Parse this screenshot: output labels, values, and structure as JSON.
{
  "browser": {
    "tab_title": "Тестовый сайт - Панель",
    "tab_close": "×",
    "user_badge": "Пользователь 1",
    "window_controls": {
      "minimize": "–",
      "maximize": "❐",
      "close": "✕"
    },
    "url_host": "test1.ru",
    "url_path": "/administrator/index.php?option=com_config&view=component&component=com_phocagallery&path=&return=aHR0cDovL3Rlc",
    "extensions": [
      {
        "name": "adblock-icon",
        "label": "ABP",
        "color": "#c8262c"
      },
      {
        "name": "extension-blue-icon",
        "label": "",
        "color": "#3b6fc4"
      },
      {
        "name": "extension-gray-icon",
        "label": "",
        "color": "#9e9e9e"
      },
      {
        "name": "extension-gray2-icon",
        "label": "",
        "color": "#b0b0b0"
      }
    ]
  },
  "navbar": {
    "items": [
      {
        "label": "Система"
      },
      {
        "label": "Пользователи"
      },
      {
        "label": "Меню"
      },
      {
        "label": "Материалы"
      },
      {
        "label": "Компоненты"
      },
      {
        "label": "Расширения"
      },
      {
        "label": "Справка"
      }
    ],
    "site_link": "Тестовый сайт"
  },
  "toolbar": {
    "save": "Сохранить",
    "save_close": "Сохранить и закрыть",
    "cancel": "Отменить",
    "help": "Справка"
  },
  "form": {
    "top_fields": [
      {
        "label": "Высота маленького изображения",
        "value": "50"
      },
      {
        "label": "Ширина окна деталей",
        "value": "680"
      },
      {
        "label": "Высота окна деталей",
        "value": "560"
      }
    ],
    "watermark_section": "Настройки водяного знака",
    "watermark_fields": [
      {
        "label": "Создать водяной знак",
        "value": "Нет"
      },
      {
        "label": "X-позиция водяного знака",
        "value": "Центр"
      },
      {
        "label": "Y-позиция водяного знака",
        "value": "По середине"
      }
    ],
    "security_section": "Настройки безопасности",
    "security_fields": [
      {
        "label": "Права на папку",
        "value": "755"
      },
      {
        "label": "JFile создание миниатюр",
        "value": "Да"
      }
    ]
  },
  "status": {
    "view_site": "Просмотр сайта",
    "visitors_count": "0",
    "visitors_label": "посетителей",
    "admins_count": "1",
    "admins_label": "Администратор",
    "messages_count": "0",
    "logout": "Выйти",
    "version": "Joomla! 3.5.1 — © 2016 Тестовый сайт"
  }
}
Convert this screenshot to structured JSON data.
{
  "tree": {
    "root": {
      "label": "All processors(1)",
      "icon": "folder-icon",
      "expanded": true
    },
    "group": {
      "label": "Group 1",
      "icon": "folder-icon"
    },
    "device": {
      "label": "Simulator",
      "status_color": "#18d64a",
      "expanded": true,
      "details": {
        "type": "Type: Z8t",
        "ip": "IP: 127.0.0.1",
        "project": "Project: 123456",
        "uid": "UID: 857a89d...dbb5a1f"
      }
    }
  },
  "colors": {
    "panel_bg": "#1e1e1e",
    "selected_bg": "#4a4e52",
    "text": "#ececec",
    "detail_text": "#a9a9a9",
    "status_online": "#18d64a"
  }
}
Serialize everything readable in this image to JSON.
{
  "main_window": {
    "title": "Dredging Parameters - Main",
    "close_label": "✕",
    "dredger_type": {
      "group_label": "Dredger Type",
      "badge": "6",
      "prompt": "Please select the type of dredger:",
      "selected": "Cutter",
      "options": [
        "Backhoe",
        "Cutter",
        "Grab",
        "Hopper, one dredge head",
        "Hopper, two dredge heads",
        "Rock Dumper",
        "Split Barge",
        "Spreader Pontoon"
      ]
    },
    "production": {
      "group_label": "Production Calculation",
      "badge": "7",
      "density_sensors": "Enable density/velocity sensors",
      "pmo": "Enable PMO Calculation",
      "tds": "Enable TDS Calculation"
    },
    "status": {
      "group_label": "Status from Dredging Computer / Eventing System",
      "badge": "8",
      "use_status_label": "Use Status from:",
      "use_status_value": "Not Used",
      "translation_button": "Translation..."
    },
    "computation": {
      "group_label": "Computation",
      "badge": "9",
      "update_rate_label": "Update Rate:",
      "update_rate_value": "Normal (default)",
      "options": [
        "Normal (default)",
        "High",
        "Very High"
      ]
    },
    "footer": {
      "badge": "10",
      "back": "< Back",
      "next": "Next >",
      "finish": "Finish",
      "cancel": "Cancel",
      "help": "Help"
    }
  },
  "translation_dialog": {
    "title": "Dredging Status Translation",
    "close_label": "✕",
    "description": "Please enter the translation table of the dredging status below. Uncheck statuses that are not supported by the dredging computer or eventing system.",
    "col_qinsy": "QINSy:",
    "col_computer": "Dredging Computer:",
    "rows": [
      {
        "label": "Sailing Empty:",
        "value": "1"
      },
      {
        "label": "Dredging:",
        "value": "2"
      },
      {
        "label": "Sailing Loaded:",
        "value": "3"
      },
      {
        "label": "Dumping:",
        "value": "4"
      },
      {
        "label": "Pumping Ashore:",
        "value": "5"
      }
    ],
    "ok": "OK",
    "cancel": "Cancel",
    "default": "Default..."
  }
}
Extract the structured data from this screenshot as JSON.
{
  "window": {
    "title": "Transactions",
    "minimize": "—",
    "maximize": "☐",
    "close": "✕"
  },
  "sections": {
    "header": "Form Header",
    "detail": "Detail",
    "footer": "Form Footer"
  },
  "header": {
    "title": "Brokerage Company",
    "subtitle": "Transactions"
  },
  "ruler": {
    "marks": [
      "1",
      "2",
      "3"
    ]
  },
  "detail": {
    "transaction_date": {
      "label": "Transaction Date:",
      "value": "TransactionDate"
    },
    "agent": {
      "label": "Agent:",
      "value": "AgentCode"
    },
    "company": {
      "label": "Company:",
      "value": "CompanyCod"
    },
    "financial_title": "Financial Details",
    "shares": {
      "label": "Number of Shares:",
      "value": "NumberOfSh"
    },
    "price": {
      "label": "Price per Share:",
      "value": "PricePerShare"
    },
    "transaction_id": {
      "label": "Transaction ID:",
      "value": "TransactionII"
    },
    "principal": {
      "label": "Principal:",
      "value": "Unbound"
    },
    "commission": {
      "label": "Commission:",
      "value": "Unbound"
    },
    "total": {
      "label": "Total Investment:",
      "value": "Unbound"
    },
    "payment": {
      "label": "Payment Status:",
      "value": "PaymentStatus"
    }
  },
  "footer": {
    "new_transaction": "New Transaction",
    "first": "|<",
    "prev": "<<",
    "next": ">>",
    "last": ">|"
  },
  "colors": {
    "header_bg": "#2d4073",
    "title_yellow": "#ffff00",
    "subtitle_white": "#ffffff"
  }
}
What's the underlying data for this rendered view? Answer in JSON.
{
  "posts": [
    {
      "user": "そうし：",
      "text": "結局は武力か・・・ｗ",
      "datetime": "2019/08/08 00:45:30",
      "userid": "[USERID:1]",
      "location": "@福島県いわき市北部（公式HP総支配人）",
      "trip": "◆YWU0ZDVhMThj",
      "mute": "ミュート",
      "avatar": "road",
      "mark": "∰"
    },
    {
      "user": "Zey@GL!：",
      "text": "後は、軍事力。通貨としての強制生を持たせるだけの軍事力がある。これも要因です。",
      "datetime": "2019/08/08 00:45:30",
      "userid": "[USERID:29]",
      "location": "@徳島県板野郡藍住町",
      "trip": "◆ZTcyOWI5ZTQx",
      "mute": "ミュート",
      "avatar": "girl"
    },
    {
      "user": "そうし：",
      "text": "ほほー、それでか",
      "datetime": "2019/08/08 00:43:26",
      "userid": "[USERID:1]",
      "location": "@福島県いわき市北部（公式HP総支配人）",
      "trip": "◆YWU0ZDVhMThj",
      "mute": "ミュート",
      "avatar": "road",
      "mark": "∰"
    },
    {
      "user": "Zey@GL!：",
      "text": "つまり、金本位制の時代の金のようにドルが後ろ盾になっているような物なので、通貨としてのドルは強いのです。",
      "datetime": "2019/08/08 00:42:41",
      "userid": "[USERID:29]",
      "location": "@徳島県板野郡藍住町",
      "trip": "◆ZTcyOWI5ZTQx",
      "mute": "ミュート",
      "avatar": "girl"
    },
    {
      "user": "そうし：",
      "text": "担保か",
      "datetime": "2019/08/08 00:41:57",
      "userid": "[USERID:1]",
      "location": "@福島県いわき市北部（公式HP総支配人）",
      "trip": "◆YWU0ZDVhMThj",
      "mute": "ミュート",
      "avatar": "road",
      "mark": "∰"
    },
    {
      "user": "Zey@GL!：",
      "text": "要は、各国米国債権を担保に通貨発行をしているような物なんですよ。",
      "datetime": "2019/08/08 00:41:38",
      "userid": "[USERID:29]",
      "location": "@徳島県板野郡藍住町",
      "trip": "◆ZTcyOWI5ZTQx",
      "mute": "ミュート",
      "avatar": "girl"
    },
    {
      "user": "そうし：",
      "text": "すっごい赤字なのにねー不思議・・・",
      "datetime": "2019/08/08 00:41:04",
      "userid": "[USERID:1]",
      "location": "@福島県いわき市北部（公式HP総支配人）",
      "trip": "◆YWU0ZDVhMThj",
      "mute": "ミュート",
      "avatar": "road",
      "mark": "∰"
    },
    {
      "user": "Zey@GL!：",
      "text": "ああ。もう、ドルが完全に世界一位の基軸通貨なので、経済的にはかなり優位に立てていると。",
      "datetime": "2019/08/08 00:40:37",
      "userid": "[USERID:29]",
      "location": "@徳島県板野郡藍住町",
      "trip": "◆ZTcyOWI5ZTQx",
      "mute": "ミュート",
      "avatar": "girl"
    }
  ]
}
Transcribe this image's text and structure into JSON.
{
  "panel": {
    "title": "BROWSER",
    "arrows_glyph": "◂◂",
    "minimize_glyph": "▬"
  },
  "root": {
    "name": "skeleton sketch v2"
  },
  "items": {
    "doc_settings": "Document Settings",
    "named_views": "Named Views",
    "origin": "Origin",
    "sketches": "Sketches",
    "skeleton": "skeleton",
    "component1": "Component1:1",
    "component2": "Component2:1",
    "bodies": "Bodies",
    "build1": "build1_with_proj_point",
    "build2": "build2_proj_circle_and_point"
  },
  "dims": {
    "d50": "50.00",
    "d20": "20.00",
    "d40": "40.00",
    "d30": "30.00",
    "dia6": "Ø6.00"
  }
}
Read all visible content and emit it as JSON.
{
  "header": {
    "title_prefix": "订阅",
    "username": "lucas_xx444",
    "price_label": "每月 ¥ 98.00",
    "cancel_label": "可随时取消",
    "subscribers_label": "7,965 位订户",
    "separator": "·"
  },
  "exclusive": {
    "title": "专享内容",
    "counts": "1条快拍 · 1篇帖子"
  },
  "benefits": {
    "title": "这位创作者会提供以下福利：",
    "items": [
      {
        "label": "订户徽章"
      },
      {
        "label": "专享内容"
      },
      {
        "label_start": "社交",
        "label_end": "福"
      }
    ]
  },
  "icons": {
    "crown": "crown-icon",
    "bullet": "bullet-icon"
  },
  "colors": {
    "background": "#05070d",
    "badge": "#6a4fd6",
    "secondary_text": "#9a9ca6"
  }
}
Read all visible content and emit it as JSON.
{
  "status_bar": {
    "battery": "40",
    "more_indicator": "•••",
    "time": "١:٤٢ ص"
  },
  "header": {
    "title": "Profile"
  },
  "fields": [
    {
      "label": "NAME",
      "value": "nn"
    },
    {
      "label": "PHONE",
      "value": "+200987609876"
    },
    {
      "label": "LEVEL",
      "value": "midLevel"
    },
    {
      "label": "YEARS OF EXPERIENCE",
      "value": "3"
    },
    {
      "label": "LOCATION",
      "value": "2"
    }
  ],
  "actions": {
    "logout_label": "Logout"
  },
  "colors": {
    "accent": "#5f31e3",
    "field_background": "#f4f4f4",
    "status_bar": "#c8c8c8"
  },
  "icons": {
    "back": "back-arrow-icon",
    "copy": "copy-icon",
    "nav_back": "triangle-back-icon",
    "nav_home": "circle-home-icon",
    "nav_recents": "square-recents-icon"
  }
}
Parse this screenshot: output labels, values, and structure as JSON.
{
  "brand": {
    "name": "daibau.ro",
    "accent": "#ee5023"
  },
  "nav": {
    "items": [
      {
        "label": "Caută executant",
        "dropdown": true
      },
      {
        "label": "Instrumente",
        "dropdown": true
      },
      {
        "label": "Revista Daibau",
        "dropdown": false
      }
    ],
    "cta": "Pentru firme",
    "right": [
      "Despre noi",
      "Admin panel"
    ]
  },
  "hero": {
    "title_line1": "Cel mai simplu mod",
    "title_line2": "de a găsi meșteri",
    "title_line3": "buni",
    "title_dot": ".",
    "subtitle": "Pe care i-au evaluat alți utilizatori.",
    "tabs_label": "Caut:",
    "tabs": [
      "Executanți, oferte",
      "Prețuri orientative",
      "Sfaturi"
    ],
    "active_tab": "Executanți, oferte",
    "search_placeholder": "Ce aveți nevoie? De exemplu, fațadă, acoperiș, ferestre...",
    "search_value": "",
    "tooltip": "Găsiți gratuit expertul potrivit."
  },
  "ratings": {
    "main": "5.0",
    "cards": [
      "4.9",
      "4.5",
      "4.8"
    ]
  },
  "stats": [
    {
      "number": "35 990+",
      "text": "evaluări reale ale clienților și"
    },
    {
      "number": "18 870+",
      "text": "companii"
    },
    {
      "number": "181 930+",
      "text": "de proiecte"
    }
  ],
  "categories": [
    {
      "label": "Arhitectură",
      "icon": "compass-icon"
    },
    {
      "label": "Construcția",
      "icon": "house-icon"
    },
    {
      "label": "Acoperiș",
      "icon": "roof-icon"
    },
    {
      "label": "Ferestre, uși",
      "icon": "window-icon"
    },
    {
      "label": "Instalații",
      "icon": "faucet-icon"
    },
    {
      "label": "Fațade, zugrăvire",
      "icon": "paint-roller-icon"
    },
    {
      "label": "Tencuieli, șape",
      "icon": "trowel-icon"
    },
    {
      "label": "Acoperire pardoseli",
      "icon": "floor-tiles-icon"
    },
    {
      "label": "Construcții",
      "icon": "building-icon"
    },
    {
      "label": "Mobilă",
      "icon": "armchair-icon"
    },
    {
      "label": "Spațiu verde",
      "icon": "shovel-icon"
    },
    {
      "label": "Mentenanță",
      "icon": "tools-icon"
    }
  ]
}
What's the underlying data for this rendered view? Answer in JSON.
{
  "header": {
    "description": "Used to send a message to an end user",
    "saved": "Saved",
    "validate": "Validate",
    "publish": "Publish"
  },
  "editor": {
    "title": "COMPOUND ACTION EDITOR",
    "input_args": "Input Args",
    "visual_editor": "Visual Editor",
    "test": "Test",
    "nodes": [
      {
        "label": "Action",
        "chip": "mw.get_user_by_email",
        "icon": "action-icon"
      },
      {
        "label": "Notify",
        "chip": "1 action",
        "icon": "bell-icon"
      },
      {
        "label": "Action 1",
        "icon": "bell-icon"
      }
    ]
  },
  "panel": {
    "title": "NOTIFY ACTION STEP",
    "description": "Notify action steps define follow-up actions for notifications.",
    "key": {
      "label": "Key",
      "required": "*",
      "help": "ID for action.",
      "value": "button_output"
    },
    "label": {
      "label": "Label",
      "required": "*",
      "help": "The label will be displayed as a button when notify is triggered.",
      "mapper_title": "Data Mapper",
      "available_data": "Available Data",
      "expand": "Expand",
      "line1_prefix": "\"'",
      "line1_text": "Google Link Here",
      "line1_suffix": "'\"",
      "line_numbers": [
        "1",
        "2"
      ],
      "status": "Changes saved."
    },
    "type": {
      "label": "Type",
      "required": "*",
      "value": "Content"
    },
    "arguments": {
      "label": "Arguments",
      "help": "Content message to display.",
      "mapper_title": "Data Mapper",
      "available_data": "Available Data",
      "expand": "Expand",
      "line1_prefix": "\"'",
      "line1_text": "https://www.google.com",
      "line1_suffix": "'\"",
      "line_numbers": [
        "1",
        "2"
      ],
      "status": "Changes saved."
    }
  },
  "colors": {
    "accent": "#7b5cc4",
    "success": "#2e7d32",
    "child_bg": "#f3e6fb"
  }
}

○ ○ ○ ○ ○ ○ ○

• SHORT PROBLEM
Copy out all lines where the word "from" appears.

• TASK RESPONSE
      "group_label": "Status from Dredging Computer / Eventing System",
      "use_status_label": "Use Status from:",
Extract the structured data from this screenshot as JSON.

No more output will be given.